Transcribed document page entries
= Beginning of Section =

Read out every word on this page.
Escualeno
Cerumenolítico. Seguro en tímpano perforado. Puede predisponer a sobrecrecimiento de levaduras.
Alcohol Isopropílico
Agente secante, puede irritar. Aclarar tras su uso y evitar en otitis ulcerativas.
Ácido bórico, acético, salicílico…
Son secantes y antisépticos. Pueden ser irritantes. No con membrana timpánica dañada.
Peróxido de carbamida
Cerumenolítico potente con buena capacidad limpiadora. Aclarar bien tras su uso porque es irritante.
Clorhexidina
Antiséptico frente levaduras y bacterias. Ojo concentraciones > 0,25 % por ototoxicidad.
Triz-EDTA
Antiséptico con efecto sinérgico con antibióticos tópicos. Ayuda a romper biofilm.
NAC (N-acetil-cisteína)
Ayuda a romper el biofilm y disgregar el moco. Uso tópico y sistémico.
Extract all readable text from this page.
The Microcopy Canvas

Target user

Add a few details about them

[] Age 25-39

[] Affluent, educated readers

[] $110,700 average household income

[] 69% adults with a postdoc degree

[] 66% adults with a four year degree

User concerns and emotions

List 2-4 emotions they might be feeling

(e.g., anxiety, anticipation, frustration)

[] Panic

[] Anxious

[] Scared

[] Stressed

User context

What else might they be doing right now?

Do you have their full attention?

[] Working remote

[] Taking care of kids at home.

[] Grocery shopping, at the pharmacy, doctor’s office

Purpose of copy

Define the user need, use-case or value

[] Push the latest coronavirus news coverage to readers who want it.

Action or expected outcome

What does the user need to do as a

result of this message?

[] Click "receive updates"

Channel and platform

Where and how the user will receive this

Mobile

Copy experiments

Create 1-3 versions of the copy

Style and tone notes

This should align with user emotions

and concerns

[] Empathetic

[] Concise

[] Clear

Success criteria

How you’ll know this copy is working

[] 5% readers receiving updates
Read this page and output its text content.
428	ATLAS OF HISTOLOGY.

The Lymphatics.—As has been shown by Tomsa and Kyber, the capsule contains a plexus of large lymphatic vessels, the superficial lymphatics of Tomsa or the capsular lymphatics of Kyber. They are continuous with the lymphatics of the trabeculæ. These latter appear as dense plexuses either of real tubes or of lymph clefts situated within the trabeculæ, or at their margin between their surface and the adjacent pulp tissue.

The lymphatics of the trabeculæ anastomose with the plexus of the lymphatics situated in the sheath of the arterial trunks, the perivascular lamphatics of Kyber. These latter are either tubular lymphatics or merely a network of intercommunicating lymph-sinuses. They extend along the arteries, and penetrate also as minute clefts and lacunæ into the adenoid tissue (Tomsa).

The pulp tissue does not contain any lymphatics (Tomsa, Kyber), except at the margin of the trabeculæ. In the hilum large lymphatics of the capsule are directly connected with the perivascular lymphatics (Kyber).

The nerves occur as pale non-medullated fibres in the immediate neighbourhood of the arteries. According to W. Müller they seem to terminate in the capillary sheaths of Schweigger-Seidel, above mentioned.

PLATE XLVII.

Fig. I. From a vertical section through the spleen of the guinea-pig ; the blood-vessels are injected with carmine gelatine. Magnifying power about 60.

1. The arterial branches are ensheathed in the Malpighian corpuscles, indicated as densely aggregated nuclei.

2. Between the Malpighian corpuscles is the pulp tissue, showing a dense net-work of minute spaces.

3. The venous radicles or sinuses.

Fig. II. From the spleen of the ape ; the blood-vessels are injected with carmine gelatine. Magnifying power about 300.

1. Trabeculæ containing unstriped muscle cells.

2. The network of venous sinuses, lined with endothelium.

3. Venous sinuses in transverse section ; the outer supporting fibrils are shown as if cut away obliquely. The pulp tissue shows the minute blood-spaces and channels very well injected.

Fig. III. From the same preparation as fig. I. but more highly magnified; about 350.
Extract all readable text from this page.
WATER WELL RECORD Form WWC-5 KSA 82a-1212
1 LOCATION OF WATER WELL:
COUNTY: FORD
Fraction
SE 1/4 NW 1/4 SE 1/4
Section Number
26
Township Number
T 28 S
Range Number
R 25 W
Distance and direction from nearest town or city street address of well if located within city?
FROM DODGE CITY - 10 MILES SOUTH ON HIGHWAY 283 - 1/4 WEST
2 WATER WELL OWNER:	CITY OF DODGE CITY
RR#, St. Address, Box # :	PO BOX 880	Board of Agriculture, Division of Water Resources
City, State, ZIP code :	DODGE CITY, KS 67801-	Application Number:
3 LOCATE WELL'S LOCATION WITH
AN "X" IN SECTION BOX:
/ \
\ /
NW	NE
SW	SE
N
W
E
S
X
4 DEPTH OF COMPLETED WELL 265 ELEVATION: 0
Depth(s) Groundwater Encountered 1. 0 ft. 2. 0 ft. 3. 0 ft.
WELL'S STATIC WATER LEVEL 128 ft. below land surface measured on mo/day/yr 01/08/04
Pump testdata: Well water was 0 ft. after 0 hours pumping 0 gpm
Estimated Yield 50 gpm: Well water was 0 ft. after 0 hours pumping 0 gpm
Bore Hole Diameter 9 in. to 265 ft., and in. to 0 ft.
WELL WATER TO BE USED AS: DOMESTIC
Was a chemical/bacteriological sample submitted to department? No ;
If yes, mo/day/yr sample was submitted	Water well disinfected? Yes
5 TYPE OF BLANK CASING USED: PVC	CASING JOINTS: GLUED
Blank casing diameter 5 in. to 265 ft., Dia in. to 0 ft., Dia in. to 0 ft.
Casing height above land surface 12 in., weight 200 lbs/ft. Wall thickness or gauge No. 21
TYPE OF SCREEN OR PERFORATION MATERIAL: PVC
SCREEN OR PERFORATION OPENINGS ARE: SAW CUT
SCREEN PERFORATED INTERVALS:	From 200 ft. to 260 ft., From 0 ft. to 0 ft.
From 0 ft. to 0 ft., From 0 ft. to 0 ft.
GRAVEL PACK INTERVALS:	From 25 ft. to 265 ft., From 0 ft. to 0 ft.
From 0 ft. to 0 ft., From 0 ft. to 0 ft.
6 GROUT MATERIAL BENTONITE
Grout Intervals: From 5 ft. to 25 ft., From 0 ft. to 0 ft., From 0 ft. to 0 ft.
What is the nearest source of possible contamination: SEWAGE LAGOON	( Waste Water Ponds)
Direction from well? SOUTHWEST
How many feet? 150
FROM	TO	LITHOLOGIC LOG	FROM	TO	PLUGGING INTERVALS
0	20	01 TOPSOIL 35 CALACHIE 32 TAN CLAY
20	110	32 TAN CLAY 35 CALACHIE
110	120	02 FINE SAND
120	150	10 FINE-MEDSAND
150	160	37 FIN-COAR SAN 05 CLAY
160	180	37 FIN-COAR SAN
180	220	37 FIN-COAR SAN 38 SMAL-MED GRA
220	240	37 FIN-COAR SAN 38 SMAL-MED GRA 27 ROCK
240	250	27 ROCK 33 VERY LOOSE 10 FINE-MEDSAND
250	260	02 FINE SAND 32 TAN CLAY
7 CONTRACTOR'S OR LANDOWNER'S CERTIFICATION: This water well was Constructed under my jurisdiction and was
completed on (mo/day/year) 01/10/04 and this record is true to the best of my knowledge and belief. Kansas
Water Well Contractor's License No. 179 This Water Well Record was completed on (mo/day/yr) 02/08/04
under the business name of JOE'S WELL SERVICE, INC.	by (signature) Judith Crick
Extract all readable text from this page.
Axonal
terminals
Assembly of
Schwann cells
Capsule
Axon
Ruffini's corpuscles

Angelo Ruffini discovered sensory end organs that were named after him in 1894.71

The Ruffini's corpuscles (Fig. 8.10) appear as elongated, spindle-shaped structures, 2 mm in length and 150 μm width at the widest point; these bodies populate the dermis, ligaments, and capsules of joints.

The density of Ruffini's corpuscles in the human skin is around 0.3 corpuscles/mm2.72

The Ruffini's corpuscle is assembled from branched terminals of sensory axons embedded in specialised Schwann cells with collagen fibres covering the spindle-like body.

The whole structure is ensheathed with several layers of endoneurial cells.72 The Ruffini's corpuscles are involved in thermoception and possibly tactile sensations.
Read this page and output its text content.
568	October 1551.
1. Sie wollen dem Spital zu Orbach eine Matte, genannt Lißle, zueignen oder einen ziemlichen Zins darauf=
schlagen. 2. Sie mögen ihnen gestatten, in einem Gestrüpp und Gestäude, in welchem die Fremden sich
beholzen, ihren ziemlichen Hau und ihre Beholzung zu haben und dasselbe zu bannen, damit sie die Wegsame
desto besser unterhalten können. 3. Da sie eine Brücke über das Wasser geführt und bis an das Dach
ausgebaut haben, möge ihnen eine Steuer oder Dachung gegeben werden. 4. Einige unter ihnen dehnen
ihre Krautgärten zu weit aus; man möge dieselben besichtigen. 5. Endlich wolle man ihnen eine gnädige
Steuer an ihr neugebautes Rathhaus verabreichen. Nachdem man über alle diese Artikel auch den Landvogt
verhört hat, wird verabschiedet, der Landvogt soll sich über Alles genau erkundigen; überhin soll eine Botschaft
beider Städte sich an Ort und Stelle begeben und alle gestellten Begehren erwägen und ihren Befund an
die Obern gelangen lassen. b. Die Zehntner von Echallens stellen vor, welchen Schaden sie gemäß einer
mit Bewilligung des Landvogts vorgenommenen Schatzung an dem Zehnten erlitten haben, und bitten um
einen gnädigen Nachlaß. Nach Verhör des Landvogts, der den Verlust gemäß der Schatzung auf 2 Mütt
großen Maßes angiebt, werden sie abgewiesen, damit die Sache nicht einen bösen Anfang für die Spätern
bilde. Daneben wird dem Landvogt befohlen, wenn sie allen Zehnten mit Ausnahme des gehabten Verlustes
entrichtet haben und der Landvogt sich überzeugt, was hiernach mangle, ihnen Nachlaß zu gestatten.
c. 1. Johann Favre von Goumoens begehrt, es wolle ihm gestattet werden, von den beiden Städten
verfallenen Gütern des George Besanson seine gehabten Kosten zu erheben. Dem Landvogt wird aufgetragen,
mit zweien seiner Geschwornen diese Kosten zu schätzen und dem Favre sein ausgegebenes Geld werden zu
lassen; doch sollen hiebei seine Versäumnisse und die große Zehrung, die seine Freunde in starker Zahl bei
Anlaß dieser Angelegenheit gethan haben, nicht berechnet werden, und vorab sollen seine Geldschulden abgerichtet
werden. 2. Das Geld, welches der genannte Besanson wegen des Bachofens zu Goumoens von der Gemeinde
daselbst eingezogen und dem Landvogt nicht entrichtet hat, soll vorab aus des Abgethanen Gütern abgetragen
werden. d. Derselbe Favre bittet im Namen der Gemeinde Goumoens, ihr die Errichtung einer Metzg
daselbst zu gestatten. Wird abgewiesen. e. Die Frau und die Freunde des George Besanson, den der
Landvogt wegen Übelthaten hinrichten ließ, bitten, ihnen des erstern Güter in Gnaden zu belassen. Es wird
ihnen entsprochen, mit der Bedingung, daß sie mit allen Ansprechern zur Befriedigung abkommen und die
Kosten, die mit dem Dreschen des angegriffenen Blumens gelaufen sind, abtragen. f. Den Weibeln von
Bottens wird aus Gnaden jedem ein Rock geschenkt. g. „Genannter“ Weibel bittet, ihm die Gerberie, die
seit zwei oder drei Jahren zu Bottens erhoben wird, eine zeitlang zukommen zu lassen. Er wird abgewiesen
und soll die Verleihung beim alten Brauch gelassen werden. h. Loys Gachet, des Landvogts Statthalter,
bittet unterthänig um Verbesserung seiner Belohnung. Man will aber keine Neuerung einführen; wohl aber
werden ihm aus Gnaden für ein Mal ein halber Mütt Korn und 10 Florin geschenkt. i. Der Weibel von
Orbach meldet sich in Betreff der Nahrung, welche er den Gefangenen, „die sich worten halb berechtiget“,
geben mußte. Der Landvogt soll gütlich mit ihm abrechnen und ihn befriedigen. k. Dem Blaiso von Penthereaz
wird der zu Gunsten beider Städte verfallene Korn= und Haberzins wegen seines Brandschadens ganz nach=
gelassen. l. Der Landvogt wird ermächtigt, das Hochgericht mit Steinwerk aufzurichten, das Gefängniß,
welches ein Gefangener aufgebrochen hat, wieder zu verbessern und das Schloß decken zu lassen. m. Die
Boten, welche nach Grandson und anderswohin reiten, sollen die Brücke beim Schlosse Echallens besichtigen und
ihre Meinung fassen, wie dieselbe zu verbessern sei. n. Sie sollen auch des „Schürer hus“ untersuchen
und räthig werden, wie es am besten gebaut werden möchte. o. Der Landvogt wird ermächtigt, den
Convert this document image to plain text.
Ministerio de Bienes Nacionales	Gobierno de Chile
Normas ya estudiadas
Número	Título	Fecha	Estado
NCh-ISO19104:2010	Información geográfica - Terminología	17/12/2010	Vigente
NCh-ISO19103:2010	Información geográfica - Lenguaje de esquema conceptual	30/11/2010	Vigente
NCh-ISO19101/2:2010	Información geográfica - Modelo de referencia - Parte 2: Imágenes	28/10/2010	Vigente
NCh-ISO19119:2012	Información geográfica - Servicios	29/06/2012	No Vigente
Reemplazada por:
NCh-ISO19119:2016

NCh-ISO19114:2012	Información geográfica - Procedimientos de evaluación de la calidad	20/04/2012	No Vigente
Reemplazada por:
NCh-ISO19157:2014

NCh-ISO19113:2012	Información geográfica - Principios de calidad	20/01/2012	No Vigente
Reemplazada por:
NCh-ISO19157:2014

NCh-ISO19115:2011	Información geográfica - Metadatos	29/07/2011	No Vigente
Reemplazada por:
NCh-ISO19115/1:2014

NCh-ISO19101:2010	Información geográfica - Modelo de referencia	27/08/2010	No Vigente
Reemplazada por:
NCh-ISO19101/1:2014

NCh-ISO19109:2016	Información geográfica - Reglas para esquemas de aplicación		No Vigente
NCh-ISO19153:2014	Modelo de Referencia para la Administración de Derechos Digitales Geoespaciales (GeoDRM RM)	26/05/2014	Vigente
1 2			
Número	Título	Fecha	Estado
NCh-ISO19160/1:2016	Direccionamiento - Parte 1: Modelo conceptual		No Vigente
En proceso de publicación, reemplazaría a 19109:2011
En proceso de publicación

= End of Section =

GOAL OF THE EXERCISE: Please copy each line of the entries in which the word "updates" shows up.

ANSWER SECTION:
[] Click "receive updates"
[] 5% readers receiving updates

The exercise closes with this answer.